§ **DO THIS**: What lines of the data hold the string "Opciones"? Pull each one out.

§ **DATASET RECORDS**:

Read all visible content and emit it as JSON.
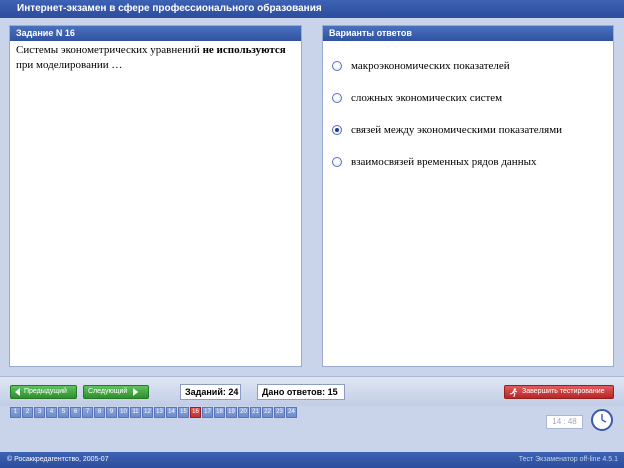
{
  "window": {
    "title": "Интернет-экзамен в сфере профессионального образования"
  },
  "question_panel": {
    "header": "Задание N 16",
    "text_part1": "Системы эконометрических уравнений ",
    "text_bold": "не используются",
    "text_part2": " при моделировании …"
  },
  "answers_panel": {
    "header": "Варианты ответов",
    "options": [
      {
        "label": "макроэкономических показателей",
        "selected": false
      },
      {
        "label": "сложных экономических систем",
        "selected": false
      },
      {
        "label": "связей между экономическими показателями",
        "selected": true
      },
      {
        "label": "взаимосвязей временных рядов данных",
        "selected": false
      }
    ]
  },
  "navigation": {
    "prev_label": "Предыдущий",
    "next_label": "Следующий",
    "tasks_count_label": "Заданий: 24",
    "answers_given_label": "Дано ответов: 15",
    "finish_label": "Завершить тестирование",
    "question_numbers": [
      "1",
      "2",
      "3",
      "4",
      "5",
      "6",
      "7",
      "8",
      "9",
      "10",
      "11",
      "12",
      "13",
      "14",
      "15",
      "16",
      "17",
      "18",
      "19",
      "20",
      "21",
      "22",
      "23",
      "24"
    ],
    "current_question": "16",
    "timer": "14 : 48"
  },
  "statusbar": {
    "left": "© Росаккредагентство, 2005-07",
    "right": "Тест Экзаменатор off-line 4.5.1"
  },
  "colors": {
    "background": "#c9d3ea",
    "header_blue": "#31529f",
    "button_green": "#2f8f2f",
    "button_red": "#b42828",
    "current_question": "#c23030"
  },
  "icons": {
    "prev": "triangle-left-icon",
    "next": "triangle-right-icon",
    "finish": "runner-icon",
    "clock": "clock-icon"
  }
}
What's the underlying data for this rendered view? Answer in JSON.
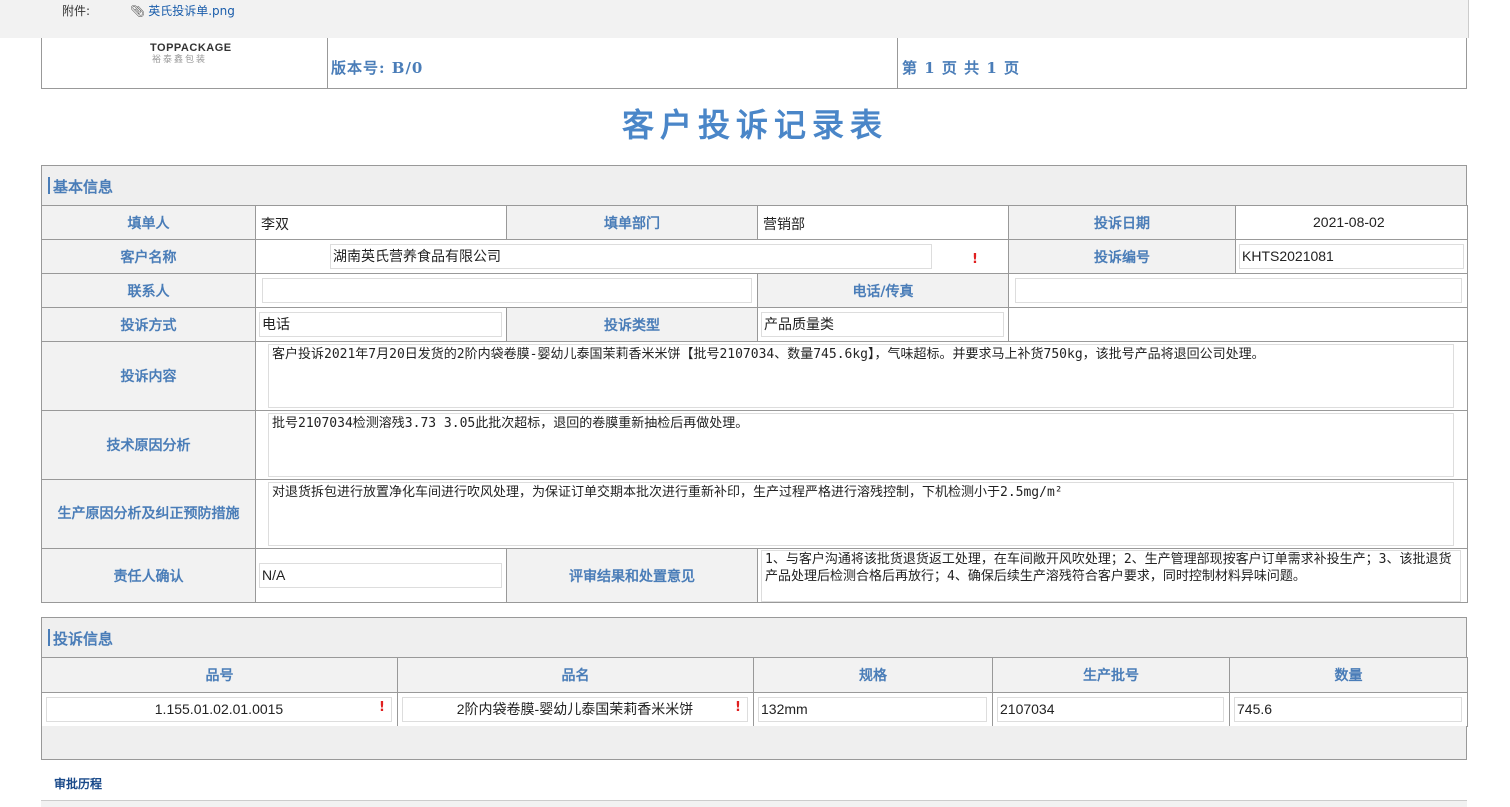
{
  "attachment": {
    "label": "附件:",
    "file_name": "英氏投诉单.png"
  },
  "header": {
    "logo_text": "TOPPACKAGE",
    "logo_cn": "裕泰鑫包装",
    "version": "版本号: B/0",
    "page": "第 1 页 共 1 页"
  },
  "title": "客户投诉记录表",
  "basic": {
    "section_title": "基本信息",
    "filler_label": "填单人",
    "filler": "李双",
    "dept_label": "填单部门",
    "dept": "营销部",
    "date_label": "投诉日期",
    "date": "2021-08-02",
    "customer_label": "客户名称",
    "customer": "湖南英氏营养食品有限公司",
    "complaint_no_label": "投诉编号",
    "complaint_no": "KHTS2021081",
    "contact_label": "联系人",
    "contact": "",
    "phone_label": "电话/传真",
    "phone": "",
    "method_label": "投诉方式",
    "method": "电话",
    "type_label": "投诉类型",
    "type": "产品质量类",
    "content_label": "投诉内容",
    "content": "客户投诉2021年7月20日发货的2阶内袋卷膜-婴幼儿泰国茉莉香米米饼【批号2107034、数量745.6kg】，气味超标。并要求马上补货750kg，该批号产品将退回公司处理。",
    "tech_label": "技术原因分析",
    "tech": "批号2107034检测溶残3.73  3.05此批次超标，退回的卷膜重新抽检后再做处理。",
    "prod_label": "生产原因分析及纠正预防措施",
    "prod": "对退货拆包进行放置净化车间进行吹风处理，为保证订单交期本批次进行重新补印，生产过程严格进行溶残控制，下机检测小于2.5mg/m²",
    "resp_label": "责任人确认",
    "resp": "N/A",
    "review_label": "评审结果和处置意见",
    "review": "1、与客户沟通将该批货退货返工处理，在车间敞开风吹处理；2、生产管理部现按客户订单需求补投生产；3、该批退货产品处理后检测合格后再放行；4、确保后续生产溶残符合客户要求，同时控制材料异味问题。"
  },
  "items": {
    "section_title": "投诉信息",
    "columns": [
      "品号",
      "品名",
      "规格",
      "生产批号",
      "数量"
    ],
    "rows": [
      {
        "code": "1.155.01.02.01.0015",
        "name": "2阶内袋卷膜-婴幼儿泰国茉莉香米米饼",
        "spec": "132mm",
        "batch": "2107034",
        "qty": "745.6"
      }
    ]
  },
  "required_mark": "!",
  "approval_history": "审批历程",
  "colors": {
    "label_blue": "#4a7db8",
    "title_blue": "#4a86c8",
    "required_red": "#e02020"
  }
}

* * *

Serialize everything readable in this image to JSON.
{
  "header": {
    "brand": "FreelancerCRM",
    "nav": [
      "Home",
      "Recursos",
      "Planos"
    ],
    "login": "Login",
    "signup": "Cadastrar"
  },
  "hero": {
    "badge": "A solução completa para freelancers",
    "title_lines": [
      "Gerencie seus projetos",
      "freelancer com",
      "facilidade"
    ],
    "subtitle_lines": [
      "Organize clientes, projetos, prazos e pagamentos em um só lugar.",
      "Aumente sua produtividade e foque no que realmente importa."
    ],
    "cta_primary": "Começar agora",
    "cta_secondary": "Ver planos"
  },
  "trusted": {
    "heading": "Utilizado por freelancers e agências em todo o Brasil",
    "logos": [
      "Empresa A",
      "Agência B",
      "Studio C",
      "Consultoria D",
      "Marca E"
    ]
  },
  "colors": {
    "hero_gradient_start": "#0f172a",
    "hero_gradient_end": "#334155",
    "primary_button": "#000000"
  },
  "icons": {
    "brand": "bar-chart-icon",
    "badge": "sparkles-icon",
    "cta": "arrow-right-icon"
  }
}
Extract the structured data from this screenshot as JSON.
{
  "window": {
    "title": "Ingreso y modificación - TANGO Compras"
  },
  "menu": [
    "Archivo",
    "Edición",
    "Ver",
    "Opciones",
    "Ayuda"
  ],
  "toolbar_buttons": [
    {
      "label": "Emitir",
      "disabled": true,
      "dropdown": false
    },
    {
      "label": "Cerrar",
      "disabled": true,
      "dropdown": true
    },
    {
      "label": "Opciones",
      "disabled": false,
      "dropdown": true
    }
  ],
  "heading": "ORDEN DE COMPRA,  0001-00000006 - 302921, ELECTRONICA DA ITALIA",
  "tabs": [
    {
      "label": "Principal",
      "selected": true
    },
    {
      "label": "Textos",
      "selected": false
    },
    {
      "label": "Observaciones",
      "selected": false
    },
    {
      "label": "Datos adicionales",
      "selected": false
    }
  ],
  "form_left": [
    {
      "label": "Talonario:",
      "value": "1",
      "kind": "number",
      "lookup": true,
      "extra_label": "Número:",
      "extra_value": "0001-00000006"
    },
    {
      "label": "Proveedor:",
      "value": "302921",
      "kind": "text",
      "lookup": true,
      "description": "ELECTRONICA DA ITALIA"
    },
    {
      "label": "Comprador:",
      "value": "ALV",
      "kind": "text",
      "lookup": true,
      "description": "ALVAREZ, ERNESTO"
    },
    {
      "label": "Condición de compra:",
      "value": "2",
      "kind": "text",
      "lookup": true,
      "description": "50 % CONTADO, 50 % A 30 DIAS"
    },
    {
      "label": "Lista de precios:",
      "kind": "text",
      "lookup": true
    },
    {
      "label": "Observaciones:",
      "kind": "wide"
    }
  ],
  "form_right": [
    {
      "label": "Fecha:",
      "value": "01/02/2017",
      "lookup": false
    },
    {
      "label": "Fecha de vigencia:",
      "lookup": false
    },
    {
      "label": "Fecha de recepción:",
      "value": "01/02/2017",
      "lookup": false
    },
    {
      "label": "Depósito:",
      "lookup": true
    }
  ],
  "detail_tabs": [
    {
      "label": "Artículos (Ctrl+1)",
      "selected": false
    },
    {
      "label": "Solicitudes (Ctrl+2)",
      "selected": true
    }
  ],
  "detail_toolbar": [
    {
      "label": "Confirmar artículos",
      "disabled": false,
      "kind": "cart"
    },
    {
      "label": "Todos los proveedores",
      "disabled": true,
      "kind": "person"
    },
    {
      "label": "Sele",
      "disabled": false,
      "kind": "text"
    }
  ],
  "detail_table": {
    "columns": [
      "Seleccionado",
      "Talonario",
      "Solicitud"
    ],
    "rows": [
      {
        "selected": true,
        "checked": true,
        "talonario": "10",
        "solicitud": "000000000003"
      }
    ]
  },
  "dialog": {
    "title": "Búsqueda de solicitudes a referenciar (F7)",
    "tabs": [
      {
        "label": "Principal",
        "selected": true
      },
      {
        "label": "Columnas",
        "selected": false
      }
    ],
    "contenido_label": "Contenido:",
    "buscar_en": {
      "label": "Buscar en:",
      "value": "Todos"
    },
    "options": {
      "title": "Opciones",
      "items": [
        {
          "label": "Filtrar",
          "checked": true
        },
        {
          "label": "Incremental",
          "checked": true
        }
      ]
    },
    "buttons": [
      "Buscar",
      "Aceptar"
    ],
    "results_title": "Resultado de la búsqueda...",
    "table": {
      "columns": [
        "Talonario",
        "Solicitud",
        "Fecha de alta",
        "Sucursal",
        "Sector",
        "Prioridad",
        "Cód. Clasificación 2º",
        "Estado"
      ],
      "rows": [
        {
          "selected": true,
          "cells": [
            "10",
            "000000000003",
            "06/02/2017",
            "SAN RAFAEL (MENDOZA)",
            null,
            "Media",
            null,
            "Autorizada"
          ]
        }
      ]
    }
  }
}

§ **EXPECTED ANSWER**:
    "Opciones",
      "label": "Opciones",
      "title": "Opciones",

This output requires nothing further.